#### WHAT THE TASK REQUIRES
Check each line of the material below, and copy it if it holds the string "name".

#### DATA
+---+
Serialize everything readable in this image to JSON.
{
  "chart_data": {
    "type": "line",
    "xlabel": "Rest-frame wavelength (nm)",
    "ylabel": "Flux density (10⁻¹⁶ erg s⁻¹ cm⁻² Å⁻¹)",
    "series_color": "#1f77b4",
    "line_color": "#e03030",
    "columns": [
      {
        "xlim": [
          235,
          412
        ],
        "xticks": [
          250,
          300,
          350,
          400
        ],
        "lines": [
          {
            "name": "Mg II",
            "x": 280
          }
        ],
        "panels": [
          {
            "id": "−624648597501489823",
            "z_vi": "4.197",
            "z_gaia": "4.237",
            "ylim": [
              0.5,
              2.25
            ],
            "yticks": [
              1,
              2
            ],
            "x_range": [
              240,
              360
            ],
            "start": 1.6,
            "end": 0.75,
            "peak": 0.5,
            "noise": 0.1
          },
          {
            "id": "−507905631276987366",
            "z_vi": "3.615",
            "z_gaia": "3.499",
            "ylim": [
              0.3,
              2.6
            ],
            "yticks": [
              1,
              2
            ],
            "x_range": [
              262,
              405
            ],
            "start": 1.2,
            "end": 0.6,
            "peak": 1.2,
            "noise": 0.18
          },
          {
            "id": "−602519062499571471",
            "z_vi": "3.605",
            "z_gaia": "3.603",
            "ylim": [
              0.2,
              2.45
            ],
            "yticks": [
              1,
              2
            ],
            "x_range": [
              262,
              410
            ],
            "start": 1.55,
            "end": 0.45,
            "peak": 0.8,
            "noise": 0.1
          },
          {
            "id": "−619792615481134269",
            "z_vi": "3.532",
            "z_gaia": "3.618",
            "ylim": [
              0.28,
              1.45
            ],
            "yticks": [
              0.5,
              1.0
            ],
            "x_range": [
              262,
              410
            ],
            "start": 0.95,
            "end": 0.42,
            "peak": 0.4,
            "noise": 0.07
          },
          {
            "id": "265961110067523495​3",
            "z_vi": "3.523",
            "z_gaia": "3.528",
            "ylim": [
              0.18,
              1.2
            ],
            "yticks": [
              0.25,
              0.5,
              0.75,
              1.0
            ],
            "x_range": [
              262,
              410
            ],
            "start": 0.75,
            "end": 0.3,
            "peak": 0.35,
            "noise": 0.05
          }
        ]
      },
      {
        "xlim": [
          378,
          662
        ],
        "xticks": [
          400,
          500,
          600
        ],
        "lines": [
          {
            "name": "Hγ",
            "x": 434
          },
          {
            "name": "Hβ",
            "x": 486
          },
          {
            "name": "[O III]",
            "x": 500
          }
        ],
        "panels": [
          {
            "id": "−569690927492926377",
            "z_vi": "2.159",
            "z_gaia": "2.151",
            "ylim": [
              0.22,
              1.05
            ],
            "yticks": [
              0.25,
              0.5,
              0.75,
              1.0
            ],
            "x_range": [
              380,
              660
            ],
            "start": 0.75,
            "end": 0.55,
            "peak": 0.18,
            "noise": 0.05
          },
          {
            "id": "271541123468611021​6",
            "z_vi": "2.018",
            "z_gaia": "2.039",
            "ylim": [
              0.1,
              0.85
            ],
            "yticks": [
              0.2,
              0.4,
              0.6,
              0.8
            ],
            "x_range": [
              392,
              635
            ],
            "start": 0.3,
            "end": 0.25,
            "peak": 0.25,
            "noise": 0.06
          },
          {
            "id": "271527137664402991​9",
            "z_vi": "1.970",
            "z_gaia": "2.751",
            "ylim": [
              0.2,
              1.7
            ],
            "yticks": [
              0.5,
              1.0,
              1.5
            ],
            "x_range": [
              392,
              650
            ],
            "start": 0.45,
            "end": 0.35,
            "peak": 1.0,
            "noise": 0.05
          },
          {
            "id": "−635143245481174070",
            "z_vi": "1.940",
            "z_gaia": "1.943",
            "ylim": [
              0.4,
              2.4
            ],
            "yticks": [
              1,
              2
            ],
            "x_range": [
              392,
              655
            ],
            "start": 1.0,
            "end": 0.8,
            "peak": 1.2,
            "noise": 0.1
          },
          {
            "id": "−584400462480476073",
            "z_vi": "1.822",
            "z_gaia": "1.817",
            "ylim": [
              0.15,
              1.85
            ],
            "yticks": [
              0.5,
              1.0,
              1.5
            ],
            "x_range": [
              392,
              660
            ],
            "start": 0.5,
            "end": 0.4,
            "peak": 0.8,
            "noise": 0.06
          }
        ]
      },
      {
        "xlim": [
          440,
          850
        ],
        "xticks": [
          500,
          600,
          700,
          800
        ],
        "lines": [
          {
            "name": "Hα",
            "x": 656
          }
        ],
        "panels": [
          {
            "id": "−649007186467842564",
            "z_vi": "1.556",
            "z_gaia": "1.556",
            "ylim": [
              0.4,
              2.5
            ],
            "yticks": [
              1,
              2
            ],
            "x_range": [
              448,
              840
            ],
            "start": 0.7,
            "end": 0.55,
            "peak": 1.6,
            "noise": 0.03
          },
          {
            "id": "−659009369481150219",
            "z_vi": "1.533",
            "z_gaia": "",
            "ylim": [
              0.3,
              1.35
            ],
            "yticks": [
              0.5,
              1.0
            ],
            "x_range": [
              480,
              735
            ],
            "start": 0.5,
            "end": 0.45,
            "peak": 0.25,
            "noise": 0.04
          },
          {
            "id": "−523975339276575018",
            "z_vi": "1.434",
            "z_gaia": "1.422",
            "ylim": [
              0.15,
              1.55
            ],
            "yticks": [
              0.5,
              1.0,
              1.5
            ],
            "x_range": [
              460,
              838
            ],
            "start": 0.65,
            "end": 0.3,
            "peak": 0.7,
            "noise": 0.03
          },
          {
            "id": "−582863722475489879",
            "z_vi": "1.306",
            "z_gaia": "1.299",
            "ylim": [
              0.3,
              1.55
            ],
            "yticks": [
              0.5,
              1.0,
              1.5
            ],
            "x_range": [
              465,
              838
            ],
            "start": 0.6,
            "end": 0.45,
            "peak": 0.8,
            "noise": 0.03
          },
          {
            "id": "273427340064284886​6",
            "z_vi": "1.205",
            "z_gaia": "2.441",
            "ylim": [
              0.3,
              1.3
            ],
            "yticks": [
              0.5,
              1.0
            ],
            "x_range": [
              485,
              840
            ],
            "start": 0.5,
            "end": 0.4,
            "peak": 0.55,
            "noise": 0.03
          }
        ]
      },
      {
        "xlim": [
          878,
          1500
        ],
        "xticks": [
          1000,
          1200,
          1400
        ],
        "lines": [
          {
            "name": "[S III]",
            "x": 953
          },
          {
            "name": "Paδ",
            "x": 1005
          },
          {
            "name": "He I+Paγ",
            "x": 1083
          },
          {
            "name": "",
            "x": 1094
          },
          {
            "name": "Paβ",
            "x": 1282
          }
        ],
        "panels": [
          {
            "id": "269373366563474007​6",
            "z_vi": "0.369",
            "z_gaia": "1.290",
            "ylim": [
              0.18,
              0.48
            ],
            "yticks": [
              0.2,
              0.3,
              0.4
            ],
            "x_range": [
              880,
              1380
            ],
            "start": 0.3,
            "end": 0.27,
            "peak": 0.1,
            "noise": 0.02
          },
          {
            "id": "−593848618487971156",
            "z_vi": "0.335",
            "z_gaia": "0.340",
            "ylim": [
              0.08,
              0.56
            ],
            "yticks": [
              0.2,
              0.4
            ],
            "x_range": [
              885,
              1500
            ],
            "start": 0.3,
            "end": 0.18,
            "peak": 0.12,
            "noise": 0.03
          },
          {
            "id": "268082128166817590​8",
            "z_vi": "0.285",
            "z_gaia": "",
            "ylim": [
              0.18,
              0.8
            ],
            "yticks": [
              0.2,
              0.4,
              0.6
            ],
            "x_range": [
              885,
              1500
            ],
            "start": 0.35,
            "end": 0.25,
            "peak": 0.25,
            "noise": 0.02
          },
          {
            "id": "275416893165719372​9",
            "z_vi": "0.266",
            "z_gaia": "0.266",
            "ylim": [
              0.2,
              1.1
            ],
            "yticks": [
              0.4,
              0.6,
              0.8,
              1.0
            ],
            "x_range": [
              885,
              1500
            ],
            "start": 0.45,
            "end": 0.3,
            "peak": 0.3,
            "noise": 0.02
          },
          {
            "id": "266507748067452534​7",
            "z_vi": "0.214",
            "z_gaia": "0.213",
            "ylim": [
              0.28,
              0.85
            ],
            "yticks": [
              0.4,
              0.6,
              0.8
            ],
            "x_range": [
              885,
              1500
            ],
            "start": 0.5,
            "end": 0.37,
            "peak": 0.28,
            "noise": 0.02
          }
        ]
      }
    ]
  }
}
+---+
#### FULL ANSWER
            "name": "Mg II",
            "name": "Hγ",
            "name": "Hβ",
            "name": "[O III]",
            "name": "Hα",
            "name": "[S III]",
            "name": "Paδ",
            "name": "He I+Paγ",
            "name": "",
            "name": "Paβ",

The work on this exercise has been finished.